> Dataset excerpt
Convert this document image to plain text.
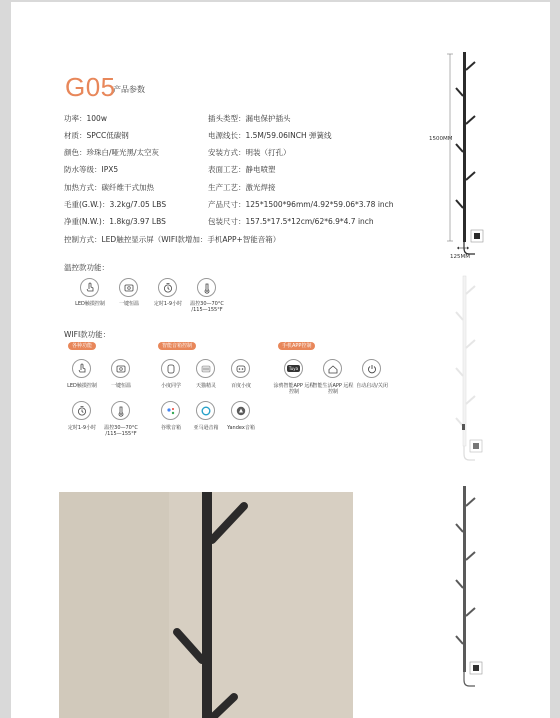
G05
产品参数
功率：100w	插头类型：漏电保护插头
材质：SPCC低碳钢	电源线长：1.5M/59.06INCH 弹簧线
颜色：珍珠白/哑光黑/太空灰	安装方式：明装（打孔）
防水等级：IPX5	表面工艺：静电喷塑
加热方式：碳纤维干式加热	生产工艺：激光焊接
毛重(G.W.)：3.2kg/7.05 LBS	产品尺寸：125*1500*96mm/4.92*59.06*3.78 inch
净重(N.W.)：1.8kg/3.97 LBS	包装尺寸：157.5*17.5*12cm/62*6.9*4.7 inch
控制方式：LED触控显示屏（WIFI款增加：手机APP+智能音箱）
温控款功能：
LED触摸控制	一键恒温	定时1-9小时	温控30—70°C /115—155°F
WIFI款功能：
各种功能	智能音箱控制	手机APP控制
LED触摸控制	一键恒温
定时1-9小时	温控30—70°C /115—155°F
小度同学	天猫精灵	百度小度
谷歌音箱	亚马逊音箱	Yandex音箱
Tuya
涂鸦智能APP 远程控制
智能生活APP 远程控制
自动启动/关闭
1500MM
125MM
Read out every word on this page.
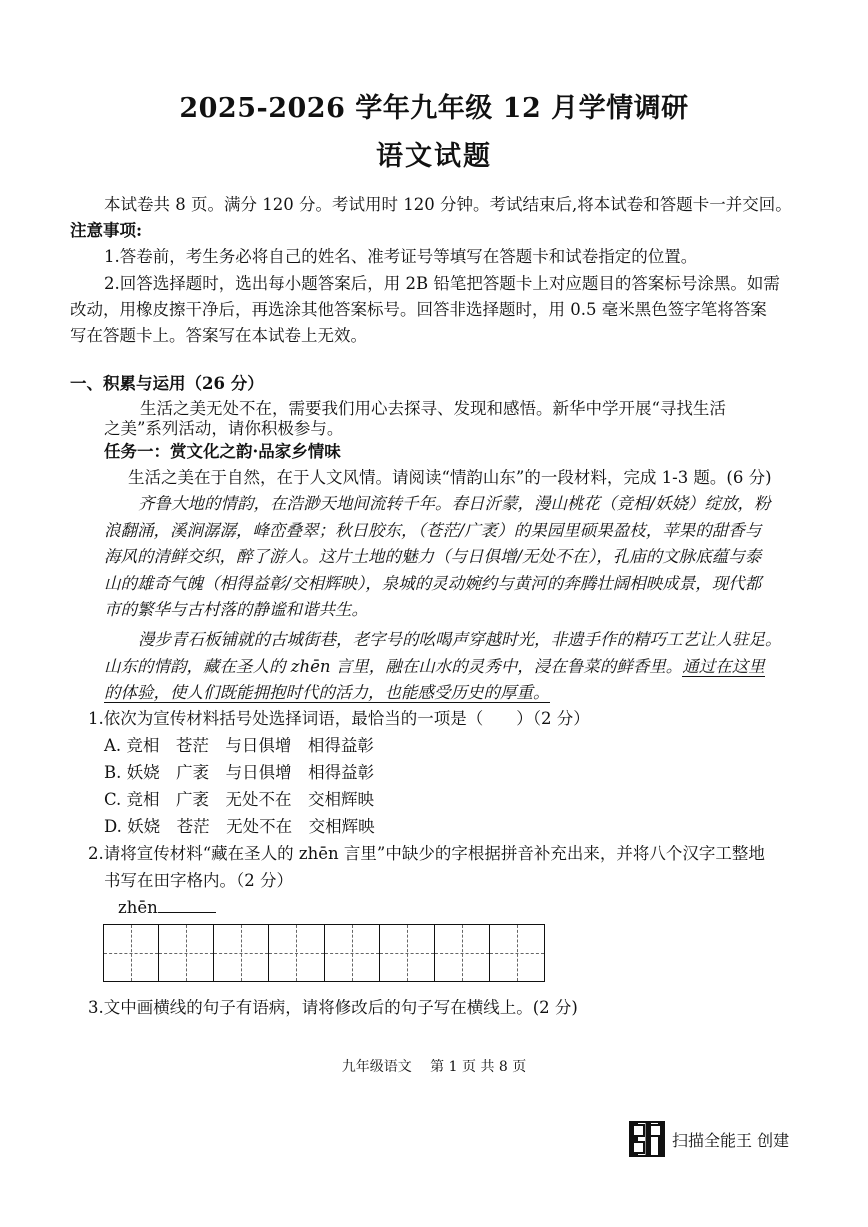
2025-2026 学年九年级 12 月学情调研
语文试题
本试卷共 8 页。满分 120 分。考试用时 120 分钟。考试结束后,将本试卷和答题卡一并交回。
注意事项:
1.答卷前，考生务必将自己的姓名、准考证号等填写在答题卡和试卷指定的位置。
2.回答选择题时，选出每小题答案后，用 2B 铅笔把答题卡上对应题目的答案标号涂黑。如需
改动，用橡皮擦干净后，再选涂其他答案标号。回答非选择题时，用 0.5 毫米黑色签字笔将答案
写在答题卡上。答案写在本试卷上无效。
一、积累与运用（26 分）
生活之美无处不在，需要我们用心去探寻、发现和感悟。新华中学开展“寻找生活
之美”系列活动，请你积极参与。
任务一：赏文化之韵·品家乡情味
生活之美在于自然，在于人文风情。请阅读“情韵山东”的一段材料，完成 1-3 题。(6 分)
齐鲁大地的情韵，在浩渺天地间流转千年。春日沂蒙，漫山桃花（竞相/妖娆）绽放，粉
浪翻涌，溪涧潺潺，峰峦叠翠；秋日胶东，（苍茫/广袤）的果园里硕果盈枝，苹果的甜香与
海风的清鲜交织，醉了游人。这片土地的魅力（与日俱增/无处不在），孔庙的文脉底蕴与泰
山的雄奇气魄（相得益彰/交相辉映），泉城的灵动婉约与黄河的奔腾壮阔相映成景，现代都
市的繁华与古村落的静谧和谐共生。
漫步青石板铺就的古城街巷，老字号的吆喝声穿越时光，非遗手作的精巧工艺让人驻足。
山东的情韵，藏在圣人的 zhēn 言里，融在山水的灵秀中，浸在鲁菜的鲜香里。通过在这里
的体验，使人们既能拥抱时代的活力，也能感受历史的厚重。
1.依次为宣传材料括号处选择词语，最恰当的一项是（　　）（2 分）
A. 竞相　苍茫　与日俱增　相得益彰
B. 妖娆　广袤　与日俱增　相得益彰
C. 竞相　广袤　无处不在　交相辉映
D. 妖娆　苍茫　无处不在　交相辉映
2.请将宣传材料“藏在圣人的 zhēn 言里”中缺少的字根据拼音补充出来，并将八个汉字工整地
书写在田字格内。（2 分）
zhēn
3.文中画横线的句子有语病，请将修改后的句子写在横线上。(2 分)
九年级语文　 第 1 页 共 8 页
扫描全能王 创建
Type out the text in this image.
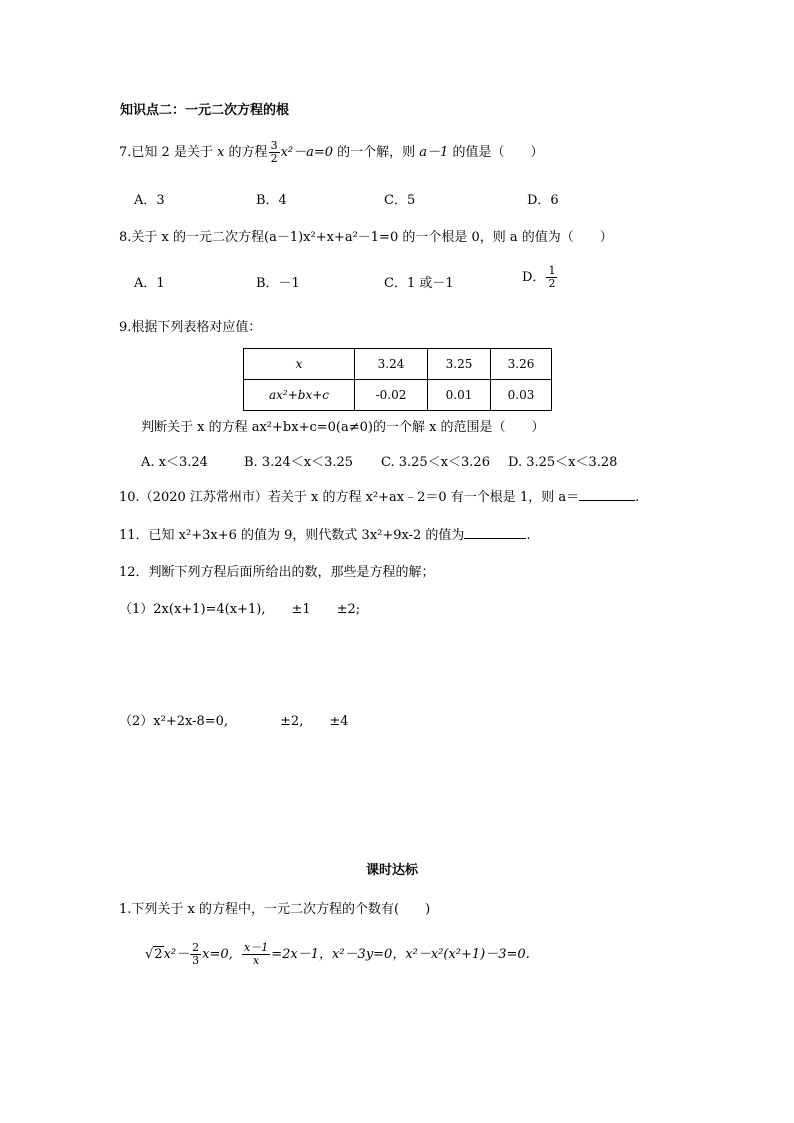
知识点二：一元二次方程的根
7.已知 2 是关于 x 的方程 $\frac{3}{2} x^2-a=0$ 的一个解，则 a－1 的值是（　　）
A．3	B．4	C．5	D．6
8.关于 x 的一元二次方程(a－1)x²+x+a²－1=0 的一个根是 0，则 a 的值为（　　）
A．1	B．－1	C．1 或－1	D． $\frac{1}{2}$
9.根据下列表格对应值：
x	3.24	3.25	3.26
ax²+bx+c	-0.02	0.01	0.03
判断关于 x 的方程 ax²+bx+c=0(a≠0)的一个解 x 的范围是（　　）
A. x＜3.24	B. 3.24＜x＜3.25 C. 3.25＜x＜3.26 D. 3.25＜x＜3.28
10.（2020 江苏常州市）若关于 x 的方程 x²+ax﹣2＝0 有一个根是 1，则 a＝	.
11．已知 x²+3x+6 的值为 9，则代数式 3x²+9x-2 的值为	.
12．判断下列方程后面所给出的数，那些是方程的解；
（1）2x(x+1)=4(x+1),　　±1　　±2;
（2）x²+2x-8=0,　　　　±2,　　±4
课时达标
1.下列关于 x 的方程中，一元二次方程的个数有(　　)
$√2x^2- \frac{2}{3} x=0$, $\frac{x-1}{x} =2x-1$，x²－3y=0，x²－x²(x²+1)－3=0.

> EXERCISE BRIEF
Everything from the line with "Type out the text in this image." through the end of the records above, and nothing else, is to be quoted exactly; please leave the pictures out.

> SOLUTION TO THIS TASK
Type out the text in this image.
知识点二：一元二次方程的根
7.已知 2 是关于 x 的方程 $\frac{3}{2} x^2-a=0$ 的一个解，则 a－1 的值是（　　）
A．3	B．4	C．5	D．6
8.关于 x 的一元二次方程(a－1)x²+x+a²－1=0 的一个根是 0，则 a 的值为（　　）
A．1	B．－1	C．1 或－1	D． $\frac{1}{2}$
9.根据下列表格对应值：
x	3.24	3.25	3.26
ax²+bx+c	-0.02	0.01	0.03
判断关于 x 的方程 ax²+bx+c=0(a≠0)的一个解 x 的范围是（　　）
A. x＜3.24	B. 3.24＜x＜3.25 C. 3.25＜x＜3.26 D. 3.25＜x＜3.28
10.（2020 江苏常州市）若关于 x 的方程 x²+ax﹣2＝0 有一个根是 1，则 a＝	.
11．已知 x²+3x+6 的值为 9，则代数式 3x²+9x-2 的值为	.
12．判断下列方程后面所给出的数，那些是方程的解；
（1）2x(x+1)=4(x+1),　　±1　　±2;
（2）x²+2x-8=0,　　　　±2,　　±4
课时达标
1.下列关于 x 的方程中，一元二次方程的个数有(　　)
$√2x^2- \frac{2}{3} x=0$, $\frac{x-1}{x} =2x-1$，x²－3y=0，x²－x²(x²+1)－3=0.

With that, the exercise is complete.